- Problem to work on -
Extract each line bearing the word "Output".

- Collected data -
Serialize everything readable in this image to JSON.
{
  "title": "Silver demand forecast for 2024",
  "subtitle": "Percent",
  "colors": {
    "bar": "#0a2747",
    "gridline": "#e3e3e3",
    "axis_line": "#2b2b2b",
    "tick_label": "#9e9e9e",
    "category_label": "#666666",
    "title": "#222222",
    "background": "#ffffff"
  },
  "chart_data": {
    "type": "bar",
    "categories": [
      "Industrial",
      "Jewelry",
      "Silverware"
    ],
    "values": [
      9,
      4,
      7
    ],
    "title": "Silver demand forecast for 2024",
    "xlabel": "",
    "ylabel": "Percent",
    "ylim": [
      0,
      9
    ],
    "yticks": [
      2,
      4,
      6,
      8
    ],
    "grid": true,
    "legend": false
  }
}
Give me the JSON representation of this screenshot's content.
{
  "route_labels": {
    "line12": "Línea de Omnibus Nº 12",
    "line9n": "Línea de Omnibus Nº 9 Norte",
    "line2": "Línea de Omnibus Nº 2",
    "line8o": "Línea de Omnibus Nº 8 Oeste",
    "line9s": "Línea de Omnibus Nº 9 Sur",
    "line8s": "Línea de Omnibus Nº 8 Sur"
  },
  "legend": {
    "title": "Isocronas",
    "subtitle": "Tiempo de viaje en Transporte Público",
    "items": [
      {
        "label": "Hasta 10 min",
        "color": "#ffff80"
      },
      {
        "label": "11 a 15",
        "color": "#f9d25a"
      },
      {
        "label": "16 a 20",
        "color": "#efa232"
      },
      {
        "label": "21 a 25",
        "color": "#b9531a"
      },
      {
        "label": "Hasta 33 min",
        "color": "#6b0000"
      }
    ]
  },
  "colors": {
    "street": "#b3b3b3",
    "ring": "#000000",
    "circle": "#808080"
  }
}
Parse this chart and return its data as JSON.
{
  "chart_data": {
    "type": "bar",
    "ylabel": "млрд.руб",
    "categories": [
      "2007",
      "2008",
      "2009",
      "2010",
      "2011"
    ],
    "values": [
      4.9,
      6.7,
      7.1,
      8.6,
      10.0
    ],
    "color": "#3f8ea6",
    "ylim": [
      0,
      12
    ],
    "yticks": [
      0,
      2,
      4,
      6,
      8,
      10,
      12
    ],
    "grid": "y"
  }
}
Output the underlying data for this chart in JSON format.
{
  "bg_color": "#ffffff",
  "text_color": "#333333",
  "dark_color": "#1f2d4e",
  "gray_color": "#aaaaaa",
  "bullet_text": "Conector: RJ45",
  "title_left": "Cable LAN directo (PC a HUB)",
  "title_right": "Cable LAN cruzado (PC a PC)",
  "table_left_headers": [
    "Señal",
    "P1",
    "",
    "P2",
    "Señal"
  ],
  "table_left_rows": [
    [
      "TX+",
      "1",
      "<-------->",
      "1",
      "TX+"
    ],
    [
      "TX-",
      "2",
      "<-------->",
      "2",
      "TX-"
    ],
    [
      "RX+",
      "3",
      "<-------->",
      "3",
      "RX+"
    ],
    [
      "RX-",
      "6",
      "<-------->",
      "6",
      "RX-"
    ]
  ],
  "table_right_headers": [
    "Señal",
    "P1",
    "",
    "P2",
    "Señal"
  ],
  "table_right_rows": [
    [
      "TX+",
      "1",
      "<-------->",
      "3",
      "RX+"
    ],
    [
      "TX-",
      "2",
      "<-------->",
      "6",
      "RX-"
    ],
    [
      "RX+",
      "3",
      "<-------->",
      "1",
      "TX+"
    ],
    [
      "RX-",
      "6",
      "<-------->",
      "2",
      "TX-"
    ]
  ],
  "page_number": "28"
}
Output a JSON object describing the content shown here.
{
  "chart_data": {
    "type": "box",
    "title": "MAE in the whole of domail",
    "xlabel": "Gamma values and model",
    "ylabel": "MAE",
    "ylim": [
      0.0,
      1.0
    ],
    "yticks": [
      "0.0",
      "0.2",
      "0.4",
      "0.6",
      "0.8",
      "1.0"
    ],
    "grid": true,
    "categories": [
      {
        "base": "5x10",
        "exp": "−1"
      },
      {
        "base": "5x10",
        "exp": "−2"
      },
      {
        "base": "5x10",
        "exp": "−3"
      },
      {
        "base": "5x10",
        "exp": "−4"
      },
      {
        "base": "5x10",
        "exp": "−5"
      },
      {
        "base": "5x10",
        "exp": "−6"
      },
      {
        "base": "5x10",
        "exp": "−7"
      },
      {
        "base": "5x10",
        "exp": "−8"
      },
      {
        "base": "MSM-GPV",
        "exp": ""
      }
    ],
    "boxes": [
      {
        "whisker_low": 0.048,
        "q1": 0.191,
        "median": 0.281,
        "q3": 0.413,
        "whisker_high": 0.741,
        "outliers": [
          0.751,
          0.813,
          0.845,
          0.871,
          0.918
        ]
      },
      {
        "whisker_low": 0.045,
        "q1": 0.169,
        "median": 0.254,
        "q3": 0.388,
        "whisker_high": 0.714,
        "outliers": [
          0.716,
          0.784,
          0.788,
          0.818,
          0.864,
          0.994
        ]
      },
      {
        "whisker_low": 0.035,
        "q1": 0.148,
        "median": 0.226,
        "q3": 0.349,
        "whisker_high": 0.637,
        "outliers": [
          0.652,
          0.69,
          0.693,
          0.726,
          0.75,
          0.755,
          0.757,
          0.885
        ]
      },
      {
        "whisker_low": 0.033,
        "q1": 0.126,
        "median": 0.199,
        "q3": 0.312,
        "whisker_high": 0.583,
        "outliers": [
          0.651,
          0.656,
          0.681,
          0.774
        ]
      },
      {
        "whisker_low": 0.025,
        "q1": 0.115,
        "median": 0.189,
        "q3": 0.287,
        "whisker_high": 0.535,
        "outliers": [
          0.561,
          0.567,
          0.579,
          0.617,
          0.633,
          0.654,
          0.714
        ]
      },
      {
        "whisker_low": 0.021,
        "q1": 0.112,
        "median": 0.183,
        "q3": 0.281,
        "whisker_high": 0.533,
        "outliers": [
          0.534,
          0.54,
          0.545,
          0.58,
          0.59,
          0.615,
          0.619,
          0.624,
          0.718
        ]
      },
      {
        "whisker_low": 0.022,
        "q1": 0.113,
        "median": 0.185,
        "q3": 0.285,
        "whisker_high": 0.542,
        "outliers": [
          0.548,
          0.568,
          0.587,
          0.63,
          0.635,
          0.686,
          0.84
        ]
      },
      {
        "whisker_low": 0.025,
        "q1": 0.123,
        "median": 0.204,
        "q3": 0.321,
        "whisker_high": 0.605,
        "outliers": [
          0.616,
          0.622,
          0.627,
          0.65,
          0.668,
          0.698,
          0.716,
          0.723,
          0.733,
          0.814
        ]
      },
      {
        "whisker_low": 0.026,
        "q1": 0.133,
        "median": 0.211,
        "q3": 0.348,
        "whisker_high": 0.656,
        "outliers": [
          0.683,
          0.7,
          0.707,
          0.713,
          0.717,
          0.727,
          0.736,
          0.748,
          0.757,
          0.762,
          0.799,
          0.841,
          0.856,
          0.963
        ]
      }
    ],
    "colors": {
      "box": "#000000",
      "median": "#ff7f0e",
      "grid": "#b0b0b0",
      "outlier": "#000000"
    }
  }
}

- Complete answer -
Output the underlying data for this chart in JSON format.
Output a JSON object describing the content shown here.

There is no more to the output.